> _Required work_
Starting with the line that contains "Text: CD8 Tn/Tm" and ending with the last line of the items, write those lines out again word for word, including both the first and the last.

> _Data for this task_
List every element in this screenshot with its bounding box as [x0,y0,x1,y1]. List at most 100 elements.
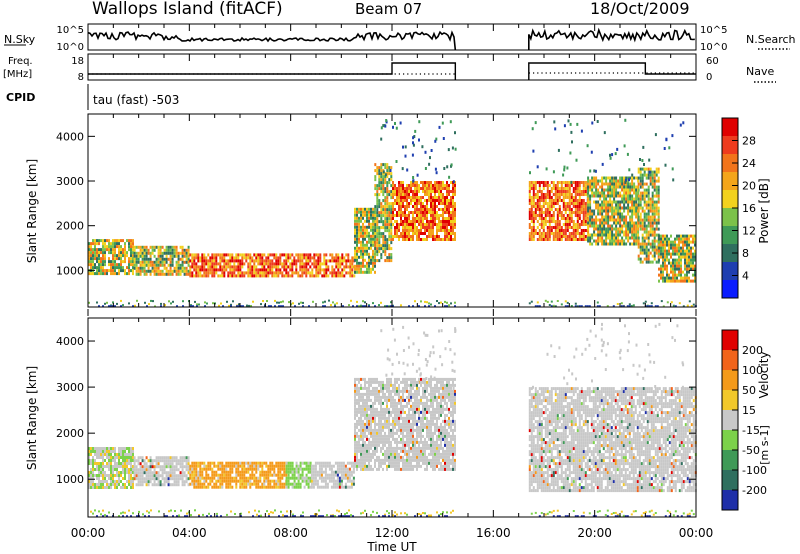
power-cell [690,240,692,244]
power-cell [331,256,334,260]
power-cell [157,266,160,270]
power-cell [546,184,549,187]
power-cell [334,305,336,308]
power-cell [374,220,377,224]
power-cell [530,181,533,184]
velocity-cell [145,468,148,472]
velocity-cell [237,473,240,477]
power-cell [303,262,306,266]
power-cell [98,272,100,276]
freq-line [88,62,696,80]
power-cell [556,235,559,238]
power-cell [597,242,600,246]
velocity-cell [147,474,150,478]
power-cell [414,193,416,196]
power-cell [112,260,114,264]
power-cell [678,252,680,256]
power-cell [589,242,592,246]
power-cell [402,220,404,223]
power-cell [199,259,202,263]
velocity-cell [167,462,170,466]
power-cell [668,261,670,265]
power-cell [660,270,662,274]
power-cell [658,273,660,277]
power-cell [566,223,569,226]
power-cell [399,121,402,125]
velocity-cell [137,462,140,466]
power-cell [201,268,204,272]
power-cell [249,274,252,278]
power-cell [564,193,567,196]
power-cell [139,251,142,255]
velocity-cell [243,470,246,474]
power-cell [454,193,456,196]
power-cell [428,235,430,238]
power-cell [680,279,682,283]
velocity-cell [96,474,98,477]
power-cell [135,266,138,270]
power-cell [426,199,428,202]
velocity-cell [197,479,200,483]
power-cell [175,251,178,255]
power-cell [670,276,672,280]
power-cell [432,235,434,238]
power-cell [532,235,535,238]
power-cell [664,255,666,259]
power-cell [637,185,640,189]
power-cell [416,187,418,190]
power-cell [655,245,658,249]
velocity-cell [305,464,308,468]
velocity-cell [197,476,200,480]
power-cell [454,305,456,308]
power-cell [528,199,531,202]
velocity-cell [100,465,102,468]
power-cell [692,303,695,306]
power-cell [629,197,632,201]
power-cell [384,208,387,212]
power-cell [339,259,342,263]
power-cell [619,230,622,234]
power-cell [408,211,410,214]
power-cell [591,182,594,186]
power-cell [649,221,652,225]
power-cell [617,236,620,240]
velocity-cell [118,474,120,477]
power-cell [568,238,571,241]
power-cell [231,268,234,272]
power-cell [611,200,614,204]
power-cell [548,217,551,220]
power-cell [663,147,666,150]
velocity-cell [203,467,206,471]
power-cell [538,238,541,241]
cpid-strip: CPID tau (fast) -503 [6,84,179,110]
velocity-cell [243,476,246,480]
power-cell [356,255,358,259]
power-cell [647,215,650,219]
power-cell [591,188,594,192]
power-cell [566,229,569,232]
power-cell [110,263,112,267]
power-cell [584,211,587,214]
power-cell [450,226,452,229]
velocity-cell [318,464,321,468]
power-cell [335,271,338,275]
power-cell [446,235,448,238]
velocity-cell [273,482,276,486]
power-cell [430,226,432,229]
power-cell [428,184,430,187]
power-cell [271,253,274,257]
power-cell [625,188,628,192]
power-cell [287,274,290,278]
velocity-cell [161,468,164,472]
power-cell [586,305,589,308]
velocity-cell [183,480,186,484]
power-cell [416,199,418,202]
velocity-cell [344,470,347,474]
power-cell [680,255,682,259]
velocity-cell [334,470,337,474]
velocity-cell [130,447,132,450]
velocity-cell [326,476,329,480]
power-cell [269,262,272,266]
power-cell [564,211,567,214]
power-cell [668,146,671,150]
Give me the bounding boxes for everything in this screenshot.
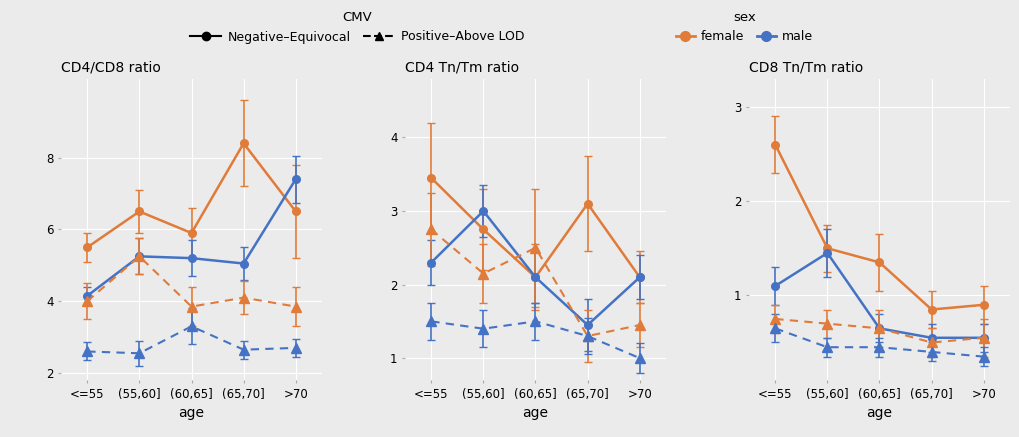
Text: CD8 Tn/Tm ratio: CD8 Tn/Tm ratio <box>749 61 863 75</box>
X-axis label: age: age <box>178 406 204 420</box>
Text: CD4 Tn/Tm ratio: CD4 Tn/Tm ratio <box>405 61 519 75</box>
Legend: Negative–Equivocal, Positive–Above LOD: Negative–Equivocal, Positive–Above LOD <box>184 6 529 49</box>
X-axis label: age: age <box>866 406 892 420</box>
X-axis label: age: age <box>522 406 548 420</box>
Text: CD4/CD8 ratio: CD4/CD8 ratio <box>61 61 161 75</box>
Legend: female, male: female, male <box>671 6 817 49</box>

> _Complete response_
Text: CD8 Tn/Tm ratio: CD8 Tn/Tm ratio <box>749 61 863 75</box>
X-axis label: age: age <box>178 406 204 420</box>
Text: CD4 Tn/Tm ratio: CD4 Tn/Tm ratio <box>405 61 519 75</box>
Legend: Negative–Equivocal, Positive–Above LOD: Negative–Equivocal, Positive–Above LOD <box>184 6 529 49</box>
X-axis label: age: age <box>866 406 892 420</box>
X-axis label: age: age <box>522 406 548 420</box>
Text: CD4/CD8 ratio: CD4/CD8 ratio <box>61 61 161 75</box>
Legend: female, male: female, male <box>671 6 817 49</box>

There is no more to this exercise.